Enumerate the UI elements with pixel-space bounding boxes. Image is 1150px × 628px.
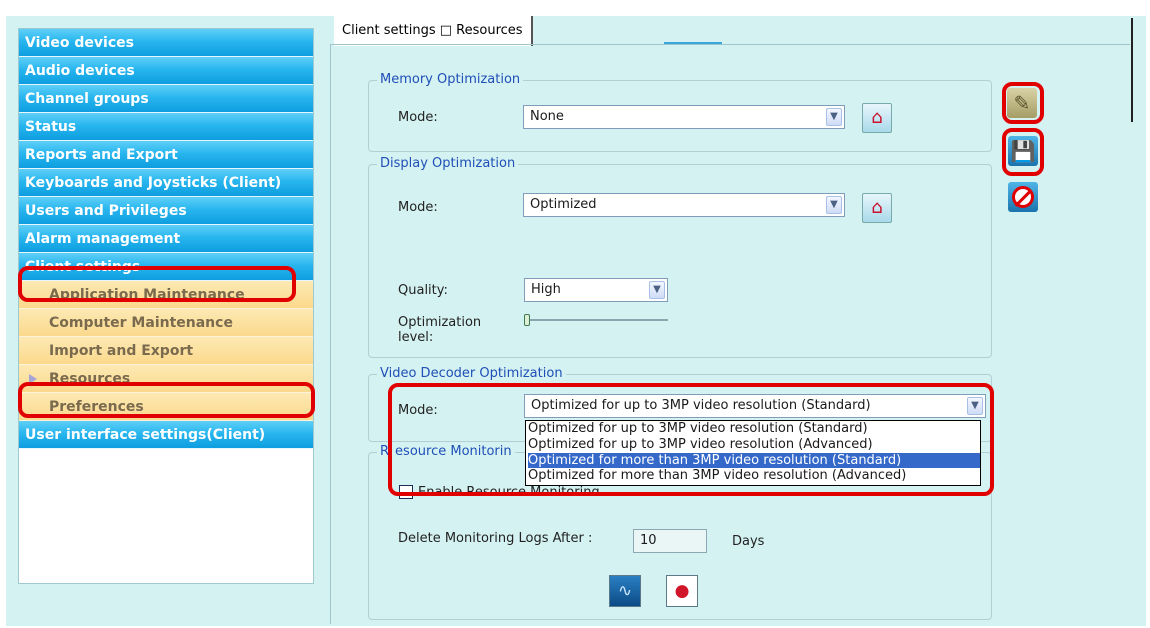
decoder-option[interactable]: Optimized for more than 3MP video resolu…	[528, 468, 980, 484]
house-icon: ⌂	[871, 197, 883, 218]
display-default-button[interactable]: ⌂	[862, 193, 892, 223]
sidebar-item-application-maintenance[interactable]: Application Maintenance	[19, 281, 313, 309]
quality-select[interactable]: High ▼	[524, 278, 668, 302]
sidebar-item-computer-maintenance[interactable]: Computer Maintenance	[19, 309, 313, 337]
memory-mode-select[interactable]: None ▼	[523, 105, 845, 129]
report-chart-icon: ●	[674, 581, 690, 601]
display-optimization-legend: Display Optimization	[377, 156, 519, 171]
optimization-level-slider[interactable]	[524, 319, 668, 321]
window-edge-divider	[1131, 18, 1133, 122]
memory-default-button[interactable]: ⌂	[862, 103, 892, 133]
resource-monitoring-legend: Resource Monitorin	[377, 444, 515, 459]
sidebar-item-resources[interactable]: Resources	[19, 365, 313, 393]
memory-mode-value: None	[530, 109, 564, 124]
memory-optimization-legend: Memory Optimization	[377, 72, 524, 87]
sidebar: Video devices Audio devices Channel grou…	[18, 28, 314, 584]
sidebar-item-user-interface-settings[interactable]: User interface settings(Client)	[19, 421, 313, 449]
optimization-level-label: Optimization	[398, 315, 482, 330]
display-mode-select[interactable]: Optimized ▼	[523, 193, 845, 217]
heartbeat-monitor-icon: ∿	[617, 581, 633, 601]
resource-monitoring-legend-left: R	[380, 444, 390, 459]
video-decoder-legend: Video Decoder Optimization	[377, 366, 566, 381]
sidebar-item-label: Computer Maintenance	[49, 315, 233, 331]
save-button[interactable]: 💾	[1008, 136, 1038, 166]
sidebar-item-label: Import and Export	[49, 343, 194, 359]
sidebar-item-status[interactable]: Status	[19, 113, 313, 141]
decoder-option-highlighted[interactable]: Optimized for more than 3MP video resolu…	[528, 452, 980, 469]
days-label: Days	[732, 534, 765, 549]
delete-logs-days-value: 10	[640, 533, 657, 548]
decoder-option[interactable]: Optimized for up to 3MP video resolution…	[528, 437, 980, 453]
sidebar-item-reports-and-export[interactable]: Reports and Export	[19, 141, 313, 169]
decoder-options-dropdown[interactable]: Optimized for up to 3MP video resolution…	[525, 420, 981, 486]
quality-value: High	[531, 282, 561, 297]
chevron-down-icon[interactable]: ▼	[967, 397, 983, 415]
sidebar-item-audio-devices[interactable]: Audio devices	[19, 57, 313, 85]
sidebar-item-client-settings[interactable]: Client settings	[19, 253, 313, 281]
sidebar-item-preferences[interactable]: Preferences	[19, 393, 313, 421]
cancel-button[interactable]	[1008, 182, 1038, 212]
sidebar-item-import-and-export[interactable]: Import and Export	[19, 337, 313, 365]
chevron-down-icon[interactable]: ▼	[826, 108, 842, 126]
house-icon: ⌂	[871, 107, 883, 128]
delete-logs-days-input[interactable]: 10	[633, 529, 707, 553]
floppy-disk-icon: 💾	[1010, 139, 1036, 163]
tab-client-settings-resources[interactable]: Client settings □ Resources	[334, 16, 533, 46]
sidebar-item-label: Application Maintenance	[49, 287, 245, 303]
pencil-icon: ✎	[1013, 91, 1031, 115]
display-mode-label: Mode:	[398, 200, 438, 215]
delete-logs-label: Delete Monitoring Logs After :	[398, 531, 593, 546]
optimization-level-label-2: level:	[398, 330, 434, 345]
memory-mode-label: Mode:	[398, 110, 438, 125]
quality-label: Quality:	[398, 283, 448, 298]
sidebar-item-keyboards-and-joysticks[interactable]: Keyboards and Joysticks (Client)	[19, 169, 313, 197]
report-button[interactable]: ●	[666, 575, 698, 607]
decoder-mode-label: Mode:	[398, 403, 438, 418]
optimization-level-slider-thumb[interactable]	[524, 314, 530, 326]
decoder-option[interactable]: Optimized for up to 3MP video resolution…	[528, 421, 980, 437]
chevron-down-icon[interactable]: ▼	[649, 281, 665, 299]
resource-monitoring-legend-right: esource Monitorin	[395, 444, 512, 459]
sidebar-item-alarm-management[interactable]: Alarm management	[19, 225, 313, 253]
chevron-down-icon[interactable]: ▼	[826, 196, 842, 214]
decoder-mode-value: Optimized for up to 3MP video resolution…	[531, 398, 871, 413]
sidebar-item-label: Resources	[49, 371, 131, 387]
sidebar-item-channel-groups[interactable]: Channel groups	[19, 85, 313, 113]
monitor-button[interactable]: ∿	[609, 575, 641, 607]
enable-monitoring-checkbox[interactable]	[399, 485, 413, 499]
sidebar-item-video-devices[interactable]: Video devices	[19, 29, 313, 57]
sidebar-item-users-and-privileges[interactable]: Users and Privileges	[19, 197, 313, 225]
selected-arrow-icon	[29, 374, 37, 384]
decoder-mode-select[interactable]: Optimized for up to 3MP video resolution…	[524, 394, 986, 418]
edit-button[interactable]: ✎	[1007, 88, 1037, 118]
sidebar-item-label: Preferences	[49, 399, 144, 415]
display-mode-value: Optimized	[530, 197, 597, 212]
no-entry-icon	[1012, 186, 1034, 208]
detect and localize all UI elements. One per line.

_____

▸ Goal: Rewrite every item above, substituting "System Maintenance" for "Computer Maintenance" and leaving all other text unchanged. Omit the pictures.

▸ Exercise answer:
Enumerate the UI elements with pixel-space bounding boxes. Image is 1150px × 628px.
decoder-option[interactable]: Optimized for more than 3MP video resolu…	[528, 468, 980, 484]
house-icon: ⌂	[871, 197, 883, 218]
display-default-button[interactable]: ⌂	[862, 193, 892, 223]
sidebar-item-application-maintenance[interactable]: Application Maintenance	[19, 281, 313, 309]
quality-select[interactable]: High ▼	[524, 278, 668, 302]
sidebar-item-computer-maintenance[interactable]: System Maintenance	[19, 309, 313, 337]
memory-mode-select[interactable]: None ▼	[523, 105, 845, 129]
report-chart-icon: ●	[674, 581, 690, 601]
display-optimization-legend: Display Optimization	[377, 156, 519, 171]
optimization-level-slider[interactable]	[524, 319, 668, 321]
window-edge-divider	[1131, 18, 1133, 122]
memory-default-button[interactable]: ⌂	[862, 103, 892, 133]
resource-monitoring-legend: Resource Monitorin	[377, 444, 515, 459]
sidebar-item-resources[interactable]: Resources	[19, 365, 313, 393]
memory-mode-value: None	[530, 109, 564, 124]
memory-optimization-legend: Memory Optimization	[377, 72, 524, 87]
sidebar: Video devices Audio devices Channel grou…	[18, 28, 314, 584]
sidebar-item-user-interface-settings[interactable]: User interface settings(Client)	[19, 421, 313, 449]
optimization-level-label: Optimization	[398, 315, 482, 330]
display-mode-select[interactable]: Optimized ▼	[523, 193, 845, 217]
heartbeat-monitor-icon: ∿	[617, 581, 633, 601]
resource-monitoring-legend-left: R	[380, 444, 390, 459]
video-decoder-legend: Video Decoder Optimization	[377, 366, 566, 381]
sidebar-item-label: System Maintenance	[49, 315, 233, 331]
save-button[interactable]: 💾	[1008, 136, 1038, 166]
sidebar-item-label: Import and Export	[49, 343, 194, 359]
sidebar-item-status[interactable]: Status	[19, 113, 313, 141]
decoder-option-highlighted[interactable]: Optimized for more than 3MP video resolu…	[528, 452, 980, 469]
days-label: Days	[732, 534, 765, 549]
delete-logs-days-value: 10	[640, 533, 657, 548]
decoder-option[interactable]: Optimized for up to 3MP video resolution…	[528, 437, 980, 453]
sidebar-item-reports-and-export[interactable]: Reports and Export	[19, 141, 313, 169]
decoder-options-dropdown[interactable]: Optimized for up to 3MP video resolution…	[525, 420, 981, 486]
quality-value: High	[531, 282, 561, 297]
chevron-down-icon[interactable]: ▼	[967, 397, 983, 415]
sidebar-item-audio-devices[interactable]: Audio devices	[19, 57, 313, 85]
sidebar-item-client-settings[interactable]: Client settings	[19, 253, 313, 281]
sidebar-item-preferences[interactable]: Preferences	[19, 393, 313, 421]
cancel-button[interactable]	[1008, 182, 1038, 212]
sidebar-item-import-and-export[interactable]: Import and Export	[19, 337, 313, 365]
chevron-down-icon[interactable]: ▼	[826, 108, 842, 126]
house-icon: ⌂	[871, 107, 883, 128]
delete-logs-days-input[interactable]: 10	[633, 529, 707, 553]
floppy-disk-icon: 💾	[1010, 139, 1036, 163]
tab-client-settings-resources[interactable]: Client settings □ Resources	[334, 16, 533, 46]
sidebar-item-label: Application Maintenance	[49, 287, 245, 303]
pencil-icon: ✎	[1013, 91, 1031, 115]
display-mode-label: Mode:	[398, 200, 438, 215]
delete-logs-label: Delete Monitoring Logs After :	[398, 531, 593, 546]
optimization-level-label-2: level:	[398, 330, 434, 345]
memory-mode-label: Mode:	[398, 110, 438, 125]
quality-label: Quality:	[398, 283, 448, 298]
sidebar-item-keyboards-and-joysticks[interactable]: Keyboards and Joysticks (Client)	[19, 169, 313, 197]
report-button[interactable]: ●	[666, 575, 698, 607]
decoder-mode-label: Mode:	[398, 403, 438, 418]
optimization-level-slider-thumb[interactable]	[524, 314, 530, 326]
decoder-option[interactable]: Optimized for up to 3MP video resolution…	[528, 421, 980, 437]
chevron-down-icon[interactable]: ▼	[649, 281, 665, 299]
resource-monitoring-legend-right: esource Monitorin	[395, 444, 512, 459]
sidebar-item-alarm-management[interactable]: Alarm management	[19, 225, 313, 253]
chevron-down-icon[interactable]: ▼	[826, 196, 842, 214]
decoder-mode-value: Optimized for up to 3MP video resolution…	[531, 398, 871, 413]
sidebar-item-label: Resources	[49, 371, 131, 387]
sidebar-item-channel-groups[interactable]: Channel groups	[19, 85, 313, 113]
monitor-button[interactable]: ∿	[609, 575, 641, 607]
enable-monitoring-checkbox[interactable]	[399, 485, 413, 499]
sidebar-item-video-devices[interactable]: Video devices	[19, 29, 313, 57]
sidebar-item-users-and-privileges[interactable]: Users and Privileges	[19, 197, 313, 225]
selected-arrow-icon	[29, 374, 37, 384]
decoder-mode-select[interactable]: Optimized for up to 3MP video resolution…	[524, 394, 986, 418]
edit-button[interactable]: ✎	[1007, 88, 1037, 118]
sidebar-item-label: Preferences	[49, 399, 144, 415]
display-mode-value: Optimized	[530, 197, 597, 212]
no-entry-icon	[1012, 186, 1034, 208]
detect and localize all UI elements. One per line.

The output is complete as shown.